### Task
Note how many lines include the word "группам", and give that number by itself.

### Collection entries
======
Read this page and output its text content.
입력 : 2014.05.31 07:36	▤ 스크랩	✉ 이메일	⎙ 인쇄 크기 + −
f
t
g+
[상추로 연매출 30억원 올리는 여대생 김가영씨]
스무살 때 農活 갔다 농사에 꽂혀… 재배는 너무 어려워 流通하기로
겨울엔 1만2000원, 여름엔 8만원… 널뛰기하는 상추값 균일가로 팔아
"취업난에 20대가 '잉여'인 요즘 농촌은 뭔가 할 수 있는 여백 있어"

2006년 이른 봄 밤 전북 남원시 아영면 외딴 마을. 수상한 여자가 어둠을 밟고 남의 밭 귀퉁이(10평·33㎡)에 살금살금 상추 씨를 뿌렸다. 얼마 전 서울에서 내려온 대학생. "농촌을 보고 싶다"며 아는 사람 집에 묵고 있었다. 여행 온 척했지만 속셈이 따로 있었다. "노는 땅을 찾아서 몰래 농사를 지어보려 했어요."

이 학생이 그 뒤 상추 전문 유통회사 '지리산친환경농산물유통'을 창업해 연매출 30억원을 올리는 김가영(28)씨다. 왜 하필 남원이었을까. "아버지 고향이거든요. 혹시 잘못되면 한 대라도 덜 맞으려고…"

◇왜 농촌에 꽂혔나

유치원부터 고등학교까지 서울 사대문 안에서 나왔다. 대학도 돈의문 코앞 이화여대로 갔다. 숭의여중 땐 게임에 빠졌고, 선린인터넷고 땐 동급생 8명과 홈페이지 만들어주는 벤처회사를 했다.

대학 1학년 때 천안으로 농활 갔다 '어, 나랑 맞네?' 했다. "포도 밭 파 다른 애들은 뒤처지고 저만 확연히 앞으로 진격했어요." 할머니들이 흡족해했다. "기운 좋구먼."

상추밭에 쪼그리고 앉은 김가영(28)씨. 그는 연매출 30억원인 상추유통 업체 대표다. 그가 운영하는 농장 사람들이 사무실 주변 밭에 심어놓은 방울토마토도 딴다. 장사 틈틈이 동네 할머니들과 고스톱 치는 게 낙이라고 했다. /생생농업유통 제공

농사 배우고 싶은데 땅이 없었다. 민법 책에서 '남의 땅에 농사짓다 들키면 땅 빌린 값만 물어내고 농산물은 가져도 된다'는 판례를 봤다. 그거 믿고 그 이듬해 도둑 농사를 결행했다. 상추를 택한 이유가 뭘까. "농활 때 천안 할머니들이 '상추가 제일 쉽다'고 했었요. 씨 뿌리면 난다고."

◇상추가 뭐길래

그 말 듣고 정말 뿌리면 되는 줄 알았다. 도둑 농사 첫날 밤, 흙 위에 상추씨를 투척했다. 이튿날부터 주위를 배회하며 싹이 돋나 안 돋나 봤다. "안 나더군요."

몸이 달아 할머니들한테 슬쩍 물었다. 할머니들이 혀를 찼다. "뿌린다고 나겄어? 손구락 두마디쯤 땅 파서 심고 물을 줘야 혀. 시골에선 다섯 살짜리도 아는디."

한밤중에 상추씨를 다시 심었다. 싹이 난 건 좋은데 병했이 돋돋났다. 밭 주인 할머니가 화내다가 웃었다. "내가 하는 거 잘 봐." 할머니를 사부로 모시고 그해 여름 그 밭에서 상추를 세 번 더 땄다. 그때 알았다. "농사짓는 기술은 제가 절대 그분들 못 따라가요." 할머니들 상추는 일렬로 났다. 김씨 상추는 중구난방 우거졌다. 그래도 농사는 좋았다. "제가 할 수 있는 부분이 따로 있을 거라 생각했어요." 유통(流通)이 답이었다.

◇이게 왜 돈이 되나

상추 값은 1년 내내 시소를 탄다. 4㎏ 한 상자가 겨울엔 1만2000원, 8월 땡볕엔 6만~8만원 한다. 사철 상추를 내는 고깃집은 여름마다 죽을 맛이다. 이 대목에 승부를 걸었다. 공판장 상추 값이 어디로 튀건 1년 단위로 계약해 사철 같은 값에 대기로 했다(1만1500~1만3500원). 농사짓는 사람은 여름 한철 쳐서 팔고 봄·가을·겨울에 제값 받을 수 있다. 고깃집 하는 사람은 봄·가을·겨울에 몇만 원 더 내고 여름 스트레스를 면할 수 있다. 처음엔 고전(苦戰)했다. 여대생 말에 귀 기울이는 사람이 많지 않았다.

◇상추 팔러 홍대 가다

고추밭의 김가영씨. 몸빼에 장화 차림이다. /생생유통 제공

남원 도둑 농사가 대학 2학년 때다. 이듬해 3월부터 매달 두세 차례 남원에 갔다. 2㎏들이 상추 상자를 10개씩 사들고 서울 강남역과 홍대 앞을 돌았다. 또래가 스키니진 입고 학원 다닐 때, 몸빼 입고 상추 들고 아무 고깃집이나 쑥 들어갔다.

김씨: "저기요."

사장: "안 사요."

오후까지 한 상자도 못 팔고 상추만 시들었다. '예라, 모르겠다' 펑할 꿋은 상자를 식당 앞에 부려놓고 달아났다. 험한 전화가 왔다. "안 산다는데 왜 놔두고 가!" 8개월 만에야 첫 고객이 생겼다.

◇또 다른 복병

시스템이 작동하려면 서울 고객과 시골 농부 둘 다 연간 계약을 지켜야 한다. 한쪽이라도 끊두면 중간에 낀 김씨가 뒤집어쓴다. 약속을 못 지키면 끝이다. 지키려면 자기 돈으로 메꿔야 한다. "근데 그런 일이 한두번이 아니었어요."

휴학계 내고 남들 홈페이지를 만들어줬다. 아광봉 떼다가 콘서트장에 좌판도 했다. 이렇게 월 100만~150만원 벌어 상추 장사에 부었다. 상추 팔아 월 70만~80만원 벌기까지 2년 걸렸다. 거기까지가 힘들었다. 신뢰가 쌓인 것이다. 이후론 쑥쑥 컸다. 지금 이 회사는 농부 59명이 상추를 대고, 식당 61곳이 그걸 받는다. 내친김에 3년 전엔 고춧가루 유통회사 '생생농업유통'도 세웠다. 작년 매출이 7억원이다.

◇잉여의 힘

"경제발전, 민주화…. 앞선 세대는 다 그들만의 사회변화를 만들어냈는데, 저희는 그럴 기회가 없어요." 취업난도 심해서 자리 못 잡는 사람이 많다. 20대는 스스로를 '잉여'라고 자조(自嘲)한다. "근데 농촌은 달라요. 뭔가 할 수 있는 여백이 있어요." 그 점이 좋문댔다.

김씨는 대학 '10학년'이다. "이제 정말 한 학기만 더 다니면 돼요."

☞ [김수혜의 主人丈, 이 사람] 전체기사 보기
======
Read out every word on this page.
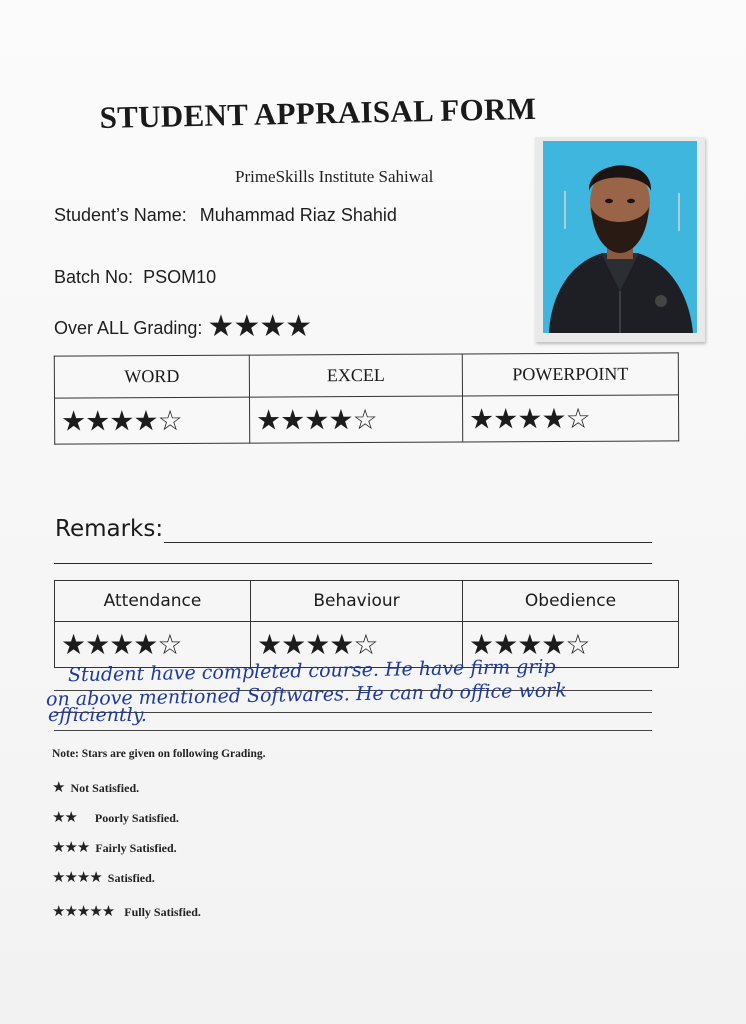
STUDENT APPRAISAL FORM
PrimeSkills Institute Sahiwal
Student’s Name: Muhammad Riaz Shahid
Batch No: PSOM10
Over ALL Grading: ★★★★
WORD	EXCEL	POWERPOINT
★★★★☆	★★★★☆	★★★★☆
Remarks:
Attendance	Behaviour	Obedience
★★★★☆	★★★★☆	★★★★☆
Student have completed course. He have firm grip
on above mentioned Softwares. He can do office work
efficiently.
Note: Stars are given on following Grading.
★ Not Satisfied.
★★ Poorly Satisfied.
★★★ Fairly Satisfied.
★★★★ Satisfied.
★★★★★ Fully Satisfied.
======
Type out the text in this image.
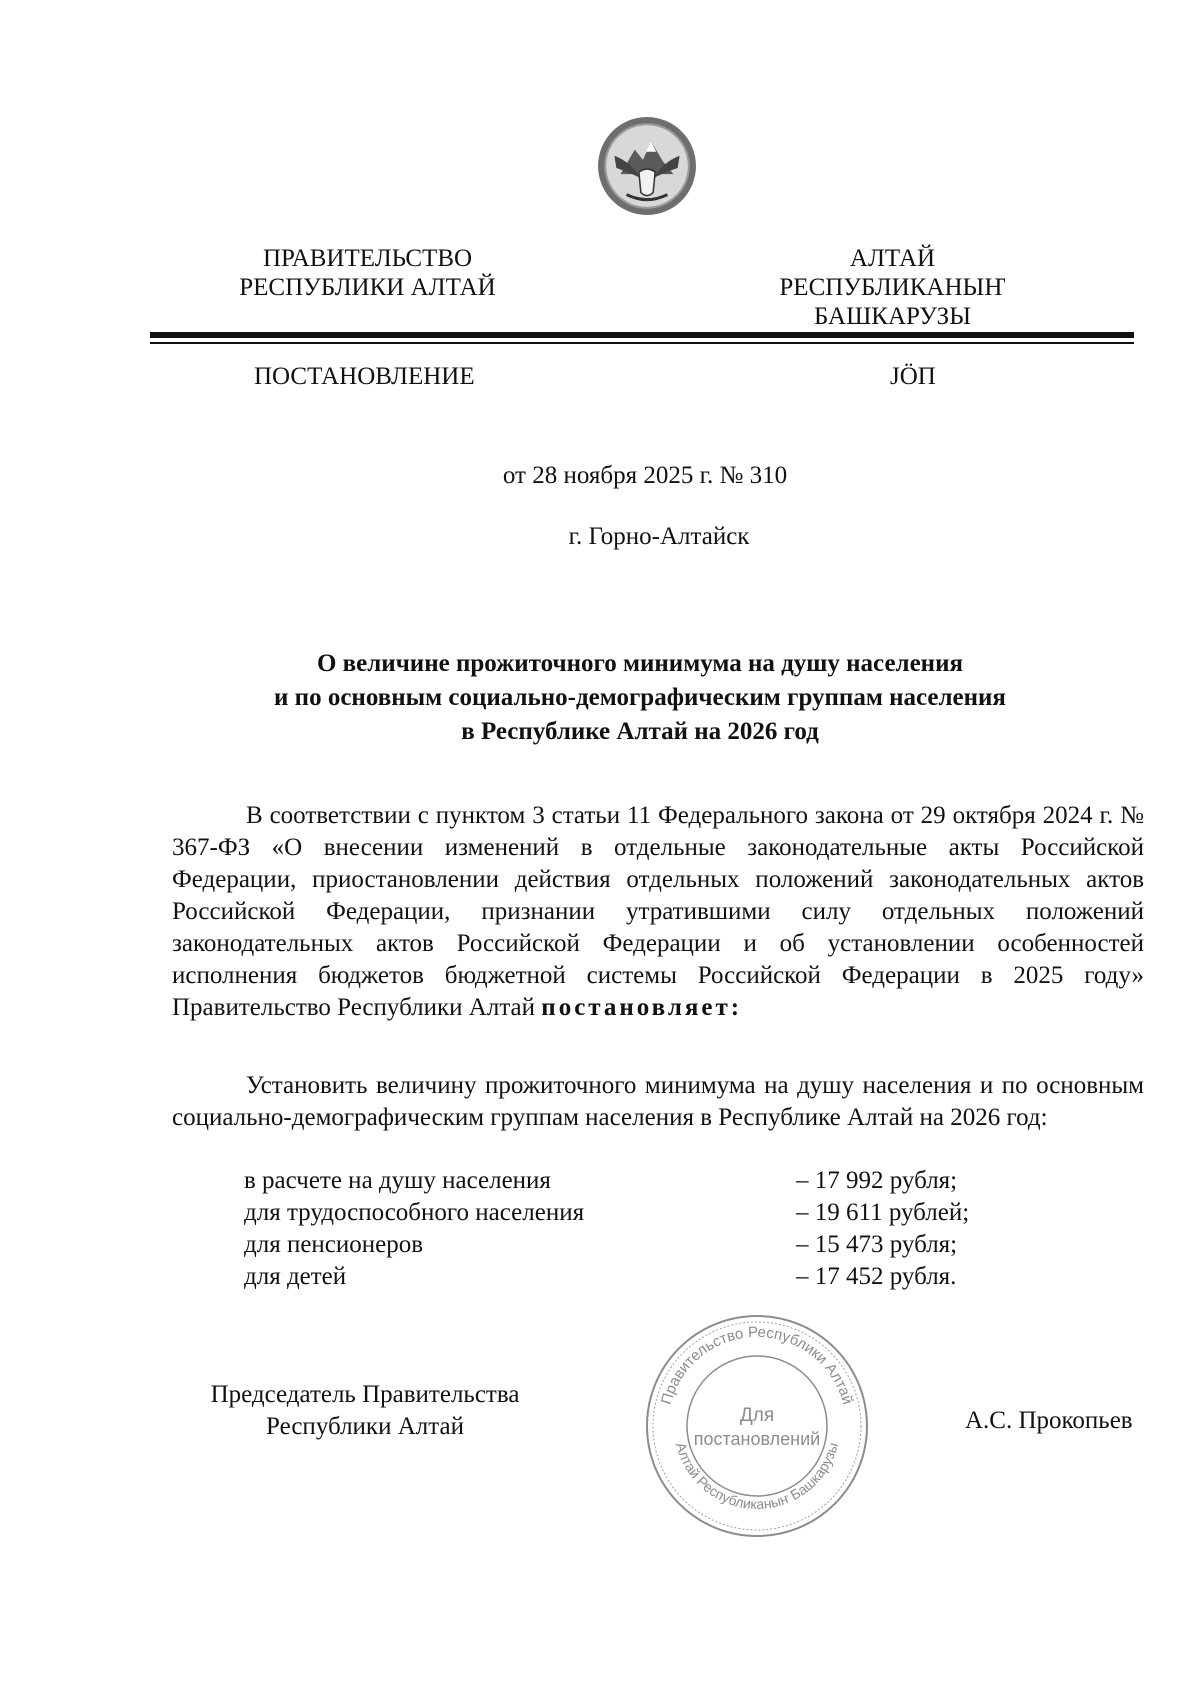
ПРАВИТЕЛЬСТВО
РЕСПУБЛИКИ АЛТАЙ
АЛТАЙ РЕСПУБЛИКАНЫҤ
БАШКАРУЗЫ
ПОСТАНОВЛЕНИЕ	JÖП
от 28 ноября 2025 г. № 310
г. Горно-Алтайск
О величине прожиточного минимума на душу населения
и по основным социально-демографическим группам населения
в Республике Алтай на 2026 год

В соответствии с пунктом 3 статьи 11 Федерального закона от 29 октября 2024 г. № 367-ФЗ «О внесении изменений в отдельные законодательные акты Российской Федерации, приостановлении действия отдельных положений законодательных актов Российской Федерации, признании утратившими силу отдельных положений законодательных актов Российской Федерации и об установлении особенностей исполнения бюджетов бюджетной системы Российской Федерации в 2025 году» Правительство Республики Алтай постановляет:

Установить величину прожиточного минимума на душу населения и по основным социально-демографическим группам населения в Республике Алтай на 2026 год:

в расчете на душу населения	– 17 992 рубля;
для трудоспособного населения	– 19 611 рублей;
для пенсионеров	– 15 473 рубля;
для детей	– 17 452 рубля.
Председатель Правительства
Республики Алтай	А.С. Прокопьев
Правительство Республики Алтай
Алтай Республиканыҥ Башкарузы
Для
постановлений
======
### Solved exercise
2